-- Begin Source document --

The piece of code that really got me started

Space Invaders and Random Numbers - my path from film animation to programming

It’s not every day you open up your “desk drawer of things you should throw out”, and get a reminder of where it all started!

Source code for a random number generator, Z80 assembler

Space Invaders and Random Numbers

My programming all started in response to Space Invaders. And this was the piece of code that really opened up programming to me.

This one here.

It is a Pseudo Random Number Generator (PRNG) written in Z80 assembler.

You make a call to the function RND, and you will get a 16 bit random number the HL registers, along with the lower bits in A, just as a convenience.

It works out (k * seed mod 65537 + r), generating a sequence of numbers that apparently have no connection to each other.

It is as if they were picked from a hat at random.

But why would such an obscure piece of mathematics have caught this 14 year old’s attention?

Morph

Morph - caught my imagination. I thought 'I could maybe animate that...'

Before computing, I had a go at amusing myself trying to re-create my favourite cartoon character, Morph.

Morph was (and is!) a plasticine model about six inches high, who is the central character of some animated clips.

They were shown on the BBC show Take Hart, and I thought they were fab.

 

Me being me, I decided to have a go at making my own copy.

So, I set myself up with:

  • A table
  • A lump of plasticine
  • A 500 watt light
  • A tripod
  • A Bolex B8SL 8mm movie camera
  • A cable release

My 8mm animation camera, the Bolex B8SL. I still have it - and it still works!

After making some very primitive plasticine models, and persuading a more talented friend (props to Duncan!) to draw some backgrounds, I made my first test films.

It’s a slow, but quite satisying process.

Position the models. Click click.

Make small moves on the models. Click Click.

Shooting two frames of film each move meant I could get away with an effective frame rate of 8 FPS. Eight separate movements added up to one second of movie.

Turns out it’s a skill

My first attempts (and even my later attempts) would never set the world alight.

As a winging-it animator, my movements were too fast, too large, too jerky.

There was no characterisation or emotion.

-- End Source document --
-- Begin Extracted material --

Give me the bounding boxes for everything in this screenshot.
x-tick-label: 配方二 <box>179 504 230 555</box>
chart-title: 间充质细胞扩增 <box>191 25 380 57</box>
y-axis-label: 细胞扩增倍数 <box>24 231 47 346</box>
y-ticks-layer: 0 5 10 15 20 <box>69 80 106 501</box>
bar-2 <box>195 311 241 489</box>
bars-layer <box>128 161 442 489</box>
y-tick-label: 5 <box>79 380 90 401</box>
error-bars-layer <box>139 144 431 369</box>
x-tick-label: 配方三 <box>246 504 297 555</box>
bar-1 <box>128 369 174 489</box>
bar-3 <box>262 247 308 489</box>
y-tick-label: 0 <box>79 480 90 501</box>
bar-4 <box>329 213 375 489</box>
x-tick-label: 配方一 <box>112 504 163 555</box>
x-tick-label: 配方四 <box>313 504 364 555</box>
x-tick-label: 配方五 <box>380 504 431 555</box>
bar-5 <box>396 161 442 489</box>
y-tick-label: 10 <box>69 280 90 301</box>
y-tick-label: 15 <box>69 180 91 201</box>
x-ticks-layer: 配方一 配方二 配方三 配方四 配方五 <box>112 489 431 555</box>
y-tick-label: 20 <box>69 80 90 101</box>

-- End Extracted material --

* Jobs
• A. Repeat the passage of the article starting with "Shooting two frames" and going on through "large, too jerky.", swapping "jerky" for "abrupt".
• B. Answer these questions from the article.
(i) In what language is the random number generator written?
(ii) On which BBC show were the Morph clips shown?
(iii) Which movie camera did the writer use for animation?
The rows have no connection to the article.

* The responses
• A.
Shooting two frames of film each move meant I could get away with an effective frame rate of 8 FPS. Eight separate movements added up to one second of movie.

Turns out it’s a skill

My first attempts (and even my later attempts) would never set the world alight.

As a winging-it animator, my movements were too fast, too large, too abrupt.

• B.
(i) Z80 assembler
(ii) Take Hart
(iii) A Bolex B8SL 8mm movie camera